What is asked
Filter the entries that follow, copying every line in which the word "dawning" appears.
· · · · · · ·
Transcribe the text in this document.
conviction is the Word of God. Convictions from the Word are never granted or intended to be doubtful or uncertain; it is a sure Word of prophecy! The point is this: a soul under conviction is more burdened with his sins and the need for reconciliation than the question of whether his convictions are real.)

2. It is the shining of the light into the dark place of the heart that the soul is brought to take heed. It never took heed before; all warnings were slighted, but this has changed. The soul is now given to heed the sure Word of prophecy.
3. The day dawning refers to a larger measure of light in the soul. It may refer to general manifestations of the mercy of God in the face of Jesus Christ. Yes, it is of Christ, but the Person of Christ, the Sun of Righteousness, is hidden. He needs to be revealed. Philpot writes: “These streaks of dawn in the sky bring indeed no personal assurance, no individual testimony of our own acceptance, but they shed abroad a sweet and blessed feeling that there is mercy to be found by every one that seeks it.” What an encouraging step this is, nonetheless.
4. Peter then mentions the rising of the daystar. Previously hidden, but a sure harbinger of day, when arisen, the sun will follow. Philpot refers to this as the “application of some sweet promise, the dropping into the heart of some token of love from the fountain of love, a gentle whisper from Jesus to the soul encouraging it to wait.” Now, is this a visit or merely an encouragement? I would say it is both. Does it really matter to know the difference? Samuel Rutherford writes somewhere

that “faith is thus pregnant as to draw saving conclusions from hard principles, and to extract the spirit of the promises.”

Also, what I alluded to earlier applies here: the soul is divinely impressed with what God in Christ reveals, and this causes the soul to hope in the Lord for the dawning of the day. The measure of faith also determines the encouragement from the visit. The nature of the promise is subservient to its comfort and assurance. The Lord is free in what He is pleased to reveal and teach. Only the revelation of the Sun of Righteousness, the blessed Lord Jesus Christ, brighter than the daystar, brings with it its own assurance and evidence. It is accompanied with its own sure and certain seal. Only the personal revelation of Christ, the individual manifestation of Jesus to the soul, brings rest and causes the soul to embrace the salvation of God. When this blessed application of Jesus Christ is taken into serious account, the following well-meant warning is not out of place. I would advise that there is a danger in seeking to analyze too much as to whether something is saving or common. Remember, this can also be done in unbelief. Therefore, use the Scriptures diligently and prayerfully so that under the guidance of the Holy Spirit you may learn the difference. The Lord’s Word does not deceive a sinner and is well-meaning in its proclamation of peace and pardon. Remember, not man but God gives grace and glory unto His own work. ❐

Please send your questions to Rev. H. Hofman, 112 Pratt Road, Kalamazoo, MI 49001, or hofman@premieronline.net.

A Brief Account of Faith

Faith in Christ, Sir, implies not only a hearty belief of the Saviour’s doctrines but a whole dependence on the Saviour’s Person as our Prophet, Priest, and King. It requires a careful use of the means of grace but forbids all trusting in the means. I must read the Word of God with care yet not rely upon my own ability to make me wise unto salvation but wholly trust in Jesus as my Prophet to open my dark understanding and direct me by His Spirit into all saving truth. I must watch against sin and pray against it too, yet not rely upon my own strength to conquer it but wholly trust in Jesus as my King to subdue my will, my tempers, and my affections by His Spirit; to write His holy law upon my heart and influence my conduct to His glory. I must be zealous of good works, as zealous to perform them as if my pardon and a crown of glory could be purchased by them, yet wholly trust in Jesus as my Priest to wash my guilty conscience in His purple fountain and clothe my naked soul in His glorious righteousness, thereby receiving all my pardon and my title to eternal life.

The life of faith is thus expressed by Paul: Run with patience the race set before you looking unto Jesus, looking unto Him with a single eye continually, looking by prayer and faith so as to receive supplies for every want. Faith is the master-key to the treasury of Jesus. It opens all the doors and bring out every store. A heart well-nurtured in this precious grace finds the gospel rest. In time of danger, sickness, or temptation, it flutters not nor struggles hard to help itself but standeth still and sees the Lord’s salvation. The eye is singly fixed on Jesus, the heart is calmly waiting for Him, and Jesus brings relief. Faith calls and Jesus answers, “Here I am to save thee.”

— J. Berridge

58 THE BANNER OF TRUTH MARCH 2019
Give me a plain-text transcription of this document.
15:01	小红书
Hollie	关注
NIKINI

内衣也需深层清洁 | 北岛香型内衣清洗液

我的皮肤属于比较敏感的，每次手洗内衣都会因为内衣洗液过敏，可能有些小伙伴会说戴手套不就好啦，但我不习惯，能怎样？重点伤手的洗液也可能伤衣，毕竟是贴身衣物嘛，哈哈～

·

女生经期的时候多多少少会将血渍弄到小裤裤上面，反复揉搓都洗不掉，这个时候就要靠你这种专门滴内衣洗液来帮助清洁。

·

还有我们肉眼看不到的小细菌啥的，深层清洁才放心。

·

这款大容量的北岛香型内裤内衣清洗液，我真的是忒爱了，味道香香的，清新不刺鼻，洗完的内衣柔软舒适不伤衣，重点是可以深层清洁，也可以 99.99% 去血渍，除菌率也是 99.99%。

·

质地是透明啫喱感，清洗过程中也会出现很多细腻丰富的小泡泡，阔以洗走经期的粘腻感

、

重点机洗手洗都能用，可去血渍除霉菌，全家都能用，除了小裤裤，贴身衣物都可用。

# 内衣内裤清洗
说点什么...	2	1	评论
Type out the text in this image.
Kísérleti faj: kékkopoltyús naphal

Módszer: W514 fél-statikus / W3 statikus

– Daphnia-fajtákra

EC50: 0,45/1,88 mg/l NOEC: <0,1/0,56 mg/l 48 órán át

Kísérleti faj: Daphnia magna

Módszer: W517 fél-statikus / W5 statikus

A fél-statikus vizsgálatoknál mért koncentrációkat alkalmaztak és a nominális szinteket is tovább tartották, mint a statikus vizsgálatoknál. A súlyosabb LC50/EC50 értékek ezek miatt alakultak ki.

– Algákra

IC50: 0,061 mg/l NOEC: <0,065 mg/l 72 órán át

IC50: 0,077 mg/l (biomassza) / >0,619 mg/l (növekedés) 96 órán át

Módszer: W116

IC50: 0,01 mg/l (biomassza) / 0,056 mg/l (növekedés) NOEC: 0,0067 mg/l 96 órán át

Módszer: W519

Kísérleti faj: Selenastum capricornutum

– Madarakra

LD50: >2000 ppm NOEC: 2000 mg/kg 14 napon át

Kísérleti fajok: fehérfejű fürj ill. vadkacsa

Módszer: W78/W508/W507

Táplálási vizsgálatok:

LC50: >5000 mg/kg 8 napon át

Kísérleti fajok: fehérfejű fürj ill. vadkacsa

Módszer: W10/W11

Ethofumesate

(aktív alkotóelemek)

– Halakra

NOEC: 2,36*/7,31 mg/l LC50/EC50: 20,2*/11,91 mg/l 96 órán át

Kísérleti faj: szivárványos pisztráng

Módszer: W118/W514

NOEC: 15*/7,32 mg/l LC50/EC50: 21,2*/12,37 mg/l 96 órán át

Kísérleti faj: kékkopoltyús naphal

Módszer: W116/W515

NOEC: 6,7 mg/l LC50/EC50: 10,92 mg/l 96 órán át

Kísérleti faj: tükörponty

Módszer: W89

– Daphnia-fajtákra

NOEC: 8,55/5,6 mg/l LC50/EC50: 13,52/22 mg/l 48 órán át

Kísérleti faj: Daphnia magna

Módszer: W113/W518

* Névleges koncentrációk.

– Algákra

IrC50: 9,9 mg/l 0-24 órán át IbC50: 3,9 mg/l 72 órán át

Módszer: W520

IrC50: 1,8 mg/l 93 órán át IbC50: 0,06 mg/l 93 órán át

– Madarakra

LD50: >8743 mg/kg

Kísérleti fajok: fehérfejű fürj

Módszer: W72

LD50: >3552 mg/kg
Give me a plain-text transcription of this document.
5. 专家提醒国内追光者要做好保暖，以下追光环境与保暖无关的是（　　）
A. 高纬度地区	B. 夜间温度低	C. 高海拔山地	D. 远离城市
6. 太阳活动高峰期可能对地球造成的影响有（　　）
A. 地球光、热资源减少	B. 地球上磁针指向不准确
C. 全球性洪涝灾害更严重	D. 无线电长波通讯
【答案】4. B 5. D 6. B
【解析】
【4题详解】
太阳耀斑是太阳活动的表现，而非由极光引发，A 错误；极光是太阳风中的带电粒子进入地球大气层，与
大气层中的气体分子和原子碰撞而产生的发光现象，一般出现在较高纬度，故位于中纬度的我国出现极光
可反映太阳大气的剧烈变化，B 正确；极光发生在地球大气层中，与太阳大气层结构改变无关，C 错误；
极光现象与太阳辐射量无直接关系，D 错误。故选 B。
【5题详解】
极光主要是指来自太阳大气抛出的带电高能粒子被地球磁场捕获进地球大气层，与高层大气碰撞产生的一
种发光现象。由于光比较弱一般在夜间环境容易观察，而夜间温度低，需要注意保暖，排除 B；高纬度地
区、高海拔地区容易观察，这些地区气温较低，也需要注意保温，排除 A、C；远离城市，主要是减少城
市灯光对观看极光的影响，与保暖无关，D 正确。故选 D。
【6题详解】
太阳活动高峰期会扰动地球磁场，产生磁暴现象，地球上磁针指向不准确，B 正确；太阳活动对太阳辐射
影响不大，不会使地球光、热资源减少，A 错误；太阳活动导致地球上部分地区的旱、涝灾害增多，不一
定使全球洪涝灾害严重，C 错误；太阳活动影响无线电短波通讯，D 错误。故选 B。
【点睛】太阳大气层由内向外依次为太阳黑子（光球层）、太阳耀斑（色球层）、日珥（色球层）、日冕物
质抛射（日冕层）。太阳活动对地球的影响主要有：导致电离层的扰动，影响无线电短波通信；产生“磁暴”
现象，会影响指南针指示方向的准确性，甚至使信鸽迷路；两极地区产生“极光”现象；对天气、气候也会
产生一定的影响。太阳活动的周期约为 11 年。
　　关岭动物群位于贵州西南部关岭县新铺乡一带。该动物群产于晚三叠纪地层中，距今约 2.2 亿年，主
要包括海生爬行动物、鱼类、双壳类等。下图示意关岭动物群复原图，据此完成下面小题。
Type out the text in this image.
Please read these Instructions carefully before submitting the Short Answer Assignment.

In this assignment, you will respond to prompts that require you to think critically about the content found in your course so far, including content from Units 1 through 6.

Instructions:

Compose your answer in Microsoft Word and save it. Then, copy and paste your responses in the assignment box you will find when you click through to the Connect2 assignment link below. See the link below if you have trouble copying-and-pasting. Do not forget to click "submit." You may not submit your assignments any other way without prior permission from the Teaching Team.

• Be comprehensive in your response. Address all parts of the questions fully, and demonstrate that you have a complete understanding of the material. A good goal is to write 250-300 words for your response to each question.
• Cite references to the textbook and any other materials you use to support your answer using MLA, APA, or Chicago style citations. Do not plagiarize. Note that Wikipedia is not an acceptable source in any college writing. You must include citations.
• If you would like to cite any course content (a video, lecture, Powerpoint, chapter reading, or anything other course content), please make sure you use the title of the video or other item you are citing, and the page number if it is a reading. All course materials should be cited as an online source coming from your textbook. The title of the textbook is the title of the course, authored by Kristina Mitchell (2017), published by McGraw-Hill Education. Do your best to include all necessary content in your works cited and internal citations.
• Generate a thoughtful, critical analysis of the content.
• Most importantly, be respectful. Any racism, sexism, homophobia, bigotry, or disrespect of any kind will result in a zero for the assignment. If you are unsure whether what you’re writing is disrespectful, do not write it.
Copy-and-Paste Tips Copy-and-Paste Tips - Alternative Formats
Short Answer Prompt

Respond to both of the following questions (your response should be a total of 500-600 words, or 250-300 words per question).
· · · · · · ·
Task response
3. The day dawning refers to a larger measure of light in the soul. It may refer to general manifestations of the mercy of God in the face of Jesus Christ. Yes, it is of Christ, but the Person of Christ, the Sun of Righteousness, is hidden. He needs to be revealed. Philpot writes: “These streaks of dawn in the sky bring indeed no personal assurance, no individual testimony of our own acceptance, but they shed abroad a sweet and blessed feeling that there is mercy to be found by every one that seeks it.” What an encouraging step this is, nonetheless.
Also, what I alluded to earlier applies here: the soul is divinely impressed with what God in Christ reveals, and this causes the soul to hope in the Lord for the dawning of the day. The measure of faith also determines the encouragement from the visit. The nature of the promise is subservient to its comfort and assurance. The Lord is free in what He is pleased to reveal and teach. Only the revelation of the Sun of Righteousness, the blessed Lord Jesus Christ, brighter than the daystar, brings with it its own assurance and evidence. It is accompanied with its own sure and certain seal. Only the personal revelation of Christ, the individual manifestation of Jesus to the soul, brings rest and causes the soul to embrace the salvation of God. When this blessed application of Jesus Christ is taken into serious account, the following well-meant warning is not out of place. I would advise that there is a danger in seeking to analyze too much as to whether something is saving or common. Remember, this can also be done in unbelief. Therefore, use the Scriptures diligently and prayerfully so that under the guidance of the Holy Spirit you may learn the difference. The Lord’s Word does not deceive a sinner and is well-meaning in its proclamation of peace and pardon. Remember, not man but God gives grace and glory unto His own work. ❐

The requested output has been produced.